§ **PROBLEM**:
Write out each entry again. Keep every word exactly as it is.

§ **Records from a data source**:
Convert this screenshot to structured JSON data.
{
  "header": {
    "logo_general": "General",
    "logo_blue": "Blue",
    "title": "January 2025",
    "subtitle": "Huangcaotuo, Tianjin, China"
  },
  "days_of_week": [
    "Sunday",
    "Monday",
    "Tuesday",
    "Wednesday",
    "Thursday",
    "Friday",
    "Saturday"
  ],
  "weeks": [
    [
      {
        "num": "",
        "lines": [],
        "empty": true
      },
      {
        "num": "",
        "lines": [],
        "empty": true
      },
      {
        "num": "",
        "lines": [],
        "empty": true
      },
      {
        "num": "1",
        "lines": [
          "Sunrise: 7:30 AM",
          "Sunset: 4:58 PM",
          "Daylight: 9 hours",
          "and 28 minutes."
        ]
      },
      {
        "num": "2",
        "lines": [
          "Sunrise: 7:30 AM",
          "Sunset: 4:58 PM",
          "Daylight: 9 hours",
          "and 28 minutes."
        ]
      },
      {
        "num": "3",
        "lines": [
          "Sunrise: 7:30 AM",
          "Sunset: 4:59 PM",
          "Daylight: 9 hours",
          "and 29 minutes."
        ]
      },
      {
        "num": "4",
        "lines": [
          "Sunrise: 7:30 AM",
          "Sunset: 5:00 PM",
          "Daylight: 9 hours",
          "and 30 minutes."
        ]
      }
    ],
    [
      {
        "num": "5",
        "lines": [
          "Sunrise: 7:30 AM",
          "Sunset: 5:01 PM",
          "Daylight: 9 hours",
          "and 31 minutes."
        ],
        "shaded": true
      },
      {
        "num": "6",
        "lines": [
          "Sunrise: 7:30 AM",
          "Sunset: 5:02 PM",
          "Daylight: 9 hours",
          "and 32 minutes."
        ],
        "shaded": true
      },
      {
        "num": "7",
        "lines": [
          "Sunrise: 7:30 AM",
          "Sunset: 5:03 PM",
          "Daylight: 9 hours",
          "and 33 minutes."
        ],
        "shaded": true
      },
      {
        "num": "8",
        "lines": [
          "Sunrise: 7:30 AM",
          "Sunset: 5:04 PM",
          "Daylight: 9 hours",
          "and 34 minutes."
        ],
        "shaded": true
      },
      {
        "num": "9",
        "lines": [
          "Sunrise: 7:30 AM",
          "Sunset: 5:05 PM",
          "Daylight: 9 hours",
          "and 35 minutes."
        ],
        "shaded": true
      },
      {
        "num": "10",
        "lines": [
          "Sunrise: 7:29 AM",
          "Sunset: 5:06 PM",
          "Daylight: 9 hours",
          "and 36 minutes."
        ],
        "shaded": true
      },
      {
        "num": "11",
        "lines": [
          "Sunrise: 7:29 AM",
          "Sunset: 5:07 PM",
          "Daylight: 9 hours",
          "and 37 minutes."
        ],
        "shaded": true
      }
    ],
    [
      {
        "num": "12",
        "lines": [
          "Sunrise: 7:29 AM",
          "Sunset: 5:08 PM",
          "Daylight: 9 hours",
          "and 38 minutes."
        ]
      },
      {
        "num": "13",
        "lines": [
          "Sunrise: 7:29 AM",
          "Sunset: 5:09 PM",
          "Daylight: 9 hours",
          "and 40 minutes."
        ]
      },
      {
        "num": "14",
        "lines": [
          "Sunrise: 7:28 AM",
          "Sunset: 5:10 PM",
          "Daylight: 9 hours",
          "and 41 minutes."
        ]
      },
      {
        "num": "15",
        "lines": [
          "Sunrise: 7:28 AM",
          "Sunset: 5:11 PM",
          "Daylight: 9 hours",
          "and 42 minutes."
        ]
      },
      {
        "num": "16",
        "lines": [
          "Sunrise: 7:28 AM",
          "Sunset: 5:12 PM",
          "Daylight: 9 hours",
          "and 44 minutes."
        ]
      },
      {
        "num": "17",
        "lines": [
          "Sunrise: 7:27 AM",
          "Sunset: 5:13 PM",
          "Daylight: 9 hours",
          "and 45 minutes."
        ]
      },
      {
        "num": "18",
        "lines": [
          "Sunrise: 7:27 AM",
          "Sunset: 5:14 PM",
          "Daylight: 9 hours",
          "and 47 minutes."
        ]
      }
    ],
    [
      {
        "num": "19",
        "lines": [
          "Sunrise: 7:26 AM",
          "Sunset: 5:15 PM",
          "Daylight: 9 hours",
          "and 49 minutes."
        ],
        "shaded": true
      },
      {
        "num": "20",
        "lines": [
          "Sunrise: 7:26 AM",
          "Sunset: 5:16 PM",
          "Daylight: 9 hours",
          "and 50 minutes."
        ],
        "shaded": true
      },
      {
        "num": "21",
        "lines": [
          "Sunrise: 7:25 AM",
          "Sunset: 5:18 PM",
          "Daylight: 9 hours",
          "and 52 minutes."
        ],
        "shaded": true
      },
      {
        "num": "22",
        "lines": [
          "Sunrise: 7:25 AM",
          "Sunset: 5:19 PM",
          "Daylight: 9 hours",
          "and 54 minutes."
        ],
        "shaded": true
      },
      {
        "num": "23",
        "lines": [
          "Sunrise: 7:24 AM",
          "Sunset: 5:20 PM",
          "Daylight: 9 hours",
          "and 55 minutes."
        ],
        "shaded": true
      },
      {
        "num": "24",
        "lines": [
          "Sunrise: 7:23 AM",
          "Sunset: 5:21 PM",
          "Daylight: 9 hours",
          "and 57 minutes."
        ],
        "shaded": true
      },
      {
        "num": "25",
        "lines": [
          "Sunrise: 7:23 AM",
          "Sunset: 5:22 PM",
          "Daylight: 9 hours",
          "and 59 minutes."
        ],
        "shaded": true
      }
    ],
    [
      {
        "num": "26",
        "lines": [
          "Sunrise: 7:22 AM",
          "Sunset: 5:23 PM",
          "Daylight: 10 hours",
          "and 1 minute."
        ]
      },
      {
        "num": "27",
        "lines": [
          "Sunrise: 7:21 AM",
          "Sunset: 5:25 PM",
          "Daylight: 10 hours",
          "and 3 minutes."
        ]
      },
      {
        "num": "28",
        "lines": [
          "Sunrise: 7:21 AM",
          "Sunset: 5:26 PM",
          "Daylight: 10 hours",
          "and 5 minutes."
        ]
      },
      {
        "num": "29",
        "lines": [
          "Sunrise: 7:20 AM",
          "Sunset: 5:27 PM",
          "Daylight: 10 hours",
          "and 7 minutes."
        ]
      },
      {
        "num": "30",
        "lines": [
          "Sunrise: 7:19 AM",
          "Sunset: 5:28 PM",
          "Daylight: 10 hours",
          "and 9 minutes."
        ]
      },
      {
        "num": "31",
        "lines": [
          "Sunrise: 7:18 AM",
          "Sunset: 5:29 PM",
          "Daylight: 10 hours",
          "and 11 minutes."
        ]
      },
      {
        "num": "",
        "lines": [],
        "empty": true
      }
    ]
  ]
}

§ **WORKED SOLUTION**:
Convert this screenshot to structured JSON data.
{
  "header": {
    "logo_general": "General",
    "logo_blue": "Blue",
    "title": "January 2025",
    "subtitle": "Huangcaotuo, Tianjin, China"
  },
  "days_of_week": [
    "Sunday",
    "Monday",
    "Tuesday",
    "Wednesday",
    "Thursday",
    "Friday",
    "Saturday"
  ],
  "weeks": [
    [
      {
        "num": "",
        "lines": [],
        "empty": true
      },
      {
        "num": "",
        "lines": [],
        "empty": true
      },
      {
        "num": "",
        "lines": [],
        "empty": true
      },
      {
        "num": "1",
        "lines": [
          "Sunrise: 7:30 AM",
          "Sunset: 4:58 PM",
          "Daylight: 9 hours",
          "and 28 minutes."
        ]
      },
      {
        "num": "2",
        "lines": [
          "Sunrise: 7:30 AM",
          "Sunset: 4:58 PM",
          "Daylight: 9 hours",
          "and 28 minutes."
        ]
      },
      {
        "num": "3",
        "lines": [
          "Sunrise: 7:30 AM",
          "Sunset: 4:59 PM",
          "Daylight: 9 hours",
          "and 29 minutes."
        ]
      },
      {
        "num": "4",
        "lines": [
          "Sunrise: 7:30 AM",
          "Sunset: 5:00 PM",
          "Daylight: 9 hours",
          "and 30 minutes."
        ]
      }
    ],
    [
      {
        "num": "5",
        "lines": [
          "Sunrise: 7:30 AM",
          "Sunset: 5:01 PM",
          "Daylight: 9 hours",
          "and 31 minutes."
        ],
        "shaded": true
      },
      {
        "num": "6",
        "lines": [
          "Sunrise: 7:30 AM",
          "Sunset: 5:02 PM",
          "Daylight: 9 hours",
          "and 32 minutes."
        ],
        "shaded": true
      },
      {
        "num": "7",
        "lines": [
          "Sunrise: 7:30 AM",
          "Sunset: 5:03 PM",
          "Daylight: 9 hours",
          "and 33 minutes."
        ],
        "shaded": true
      },
      {
        "num": "8",
        "lines": [
          "Sunrise: 7:30 AM",
          "Sunset: 5:04 PM",
          "Daylight: 9 hours",
          "and 34 minutes."
        ],
        "shaded": true
      },
      {
        "num": "9",
        "lines": [
          "Sunrise: 7:30 AM",
          "Sunset: 5:05 PM",
          "Daylight: 9 hours",
          "and 35 minutes."
        ],
        "shaded": true
      },
      {
        "num": "10",
        "lines": [
          "Sunrise: 7:29 AM",
          "Sunset: 5:06 PM",
          "Daylight: 9 hours",
          "and 36 minutes."
        ],
        "shaded": true
      },
      {
        "num": "11",
        "lines": [
          "Sunrise: 7:29 AM",
          "Sunset: 5:07 PM",
          "Daylight: 9 hours",
          "and 37 minutes."
        ],
        "shaded": true
      }
    ],
    [
      {
        "num": "12",
        "lines": [
          "Sunrise: 7:29 AM",
          "Sunset: 5:08 PM",
          "Daylight: 9 hours",
          "and 38 minutes."
        ]
      },
      {
        "num": "13",
        "lines": [
          "Sunrise: 7:29 AM",
          "Sunset: 5:09 PM",
          "Daylight: 9 hours",
          "and 40 minutes."
        ]
      },
      {
        "num": "14",
        "lines": [
          "Sunrise: 7:28 AM",
          "Sunset: 5:10 PM",
          "Daylight: 9 hours",
          "and 41 minutes."
        ]
      },
      {
        "num": "15",
        "lines": [
          "Sunrise: 7:28 AM",
          "Sunset: 5:11 PM",
          "Daylight: 9 hours",
          "and 42 minutes."
        ]
      },
      {
        "num": "16",
        "lines": [
          "Sunrise: 7:28 AM",
          "Sunset: 5:12 PM",
          "Daylight: 9 hours",
          "and 44 minutes."
        ]
      },
      {
        "num": "17",
        "lines": [
          "Sunrise: 7:27 AM",
          "Sunset: 5:13 PM",
          "Daylight: 9 hours",
          "and 45 minutes."
        ]
      },
      {
        "num": "18",
        "lines": [
          "Sunrise: 7:27 AM",
          "Sunset: 5:14 PM",
          "Daylight: 9 hours",
          "and 47 minutes."
        ]
      }
    ],
    [
      {
        "num": "19",
        "lines": [
          "Sunrise: 7:26 AM",
          "Sunset: 5:15 PM",
          "Daylight: 9 hours",
          "and 49 minutes."
        ],
        "shaded": true
      },
      {
        "num": "20",
        "lines": [
          "Sunrise: 7:26 AM",
          "Sunset: 5:16 PM",
          "Daylight: 9 hours",
          "and 50 minutes."
        ],
        "shaded": true
      },
      {
        "num": "21",
        "lines": [
          "Sunrise: 7:25 AM",
          "Sunset: 5:18 PM",
          "Daylight: 9 hours",
          "and 52 minutes."
        ],
        "shaded": true
      },
      {
        "num": "22",
        "lines": [
          "Sunrise: 7:25 AM",
          "Sunset: 5:19 PM",
          "Daylight: 9 hours",
          "and 54 minutes."
        ],
        "shaded": true
      },
      {
        "num": "23",
        "lines": [
          "Sunrise: 7:24 AM",
          "Sunset: 5:20 PM",
          "Daylight: 9 hours",
          "and 55 minutes."
        ],
        "shaded": true
      },
      {
        "num": "24",
        "lines": [
          "Sunrise: 7:23 AM",
          "Sunset: 5:21 PM",
          "Daylight: 9 hours",
          "and 57 minutes."
        ],
        "shaded": true
      },
      {
        "num": "25",
        "lines": [
          "Sunrise: 7:23 AM",
          "Sunset: 5:22 PM",
          "Daylight: 9 hours",
          "and 59 minutes."
        ],
        "shaded": true
      }
    ],
    [
      {
        "num": "26",
        "lines": [
          "Sunrise: 7:22 AM",
          "Sunset: 5:23 PM",
          "Daylight: 10 hours",
          "and 1 minute."
        ]
      },
      {
        "num": "27",
        "lines": [
          "Sunrise: 7:21 AM",
          "Sunset: 5:25 PM",
          "Daylight: 10 hours",
          "and 3 minutes."
        ]
      },
      {
        "num": "28",
        "lines": [
          "Sunrise: 7:21 AM",
          "Sunset: 5:26 PM",
          "Daylight: 10 hours",
          "and 5 minutes."
        ]
      },
      {
        "num": "29",
        "lines": [
          "Sunrise: 7:20 AM",
          "Sunset: 5:27 PM",
          "Daylight: 10 hours",
          "and 7 minutes."
        ]
      },
      {
        "num": "30",
        "lines": [
          "Sunrise: 7:19 AM",
          "Sunset: 5:28 PM",
          "Daylight: 10 hours",
          "and 9 minutes."
        ]
      },
      {
        "num": "31",
        "lines": [
          "Sunrise: 7:18 AM",
          "Sunset: 5:29 PM",
          "Daylight: 10 hours",
          "and 11 minutes."
        ]
      },
      {
        "num": "",
        "lines": [],
        "empty": true
      }
    ]
  ]
}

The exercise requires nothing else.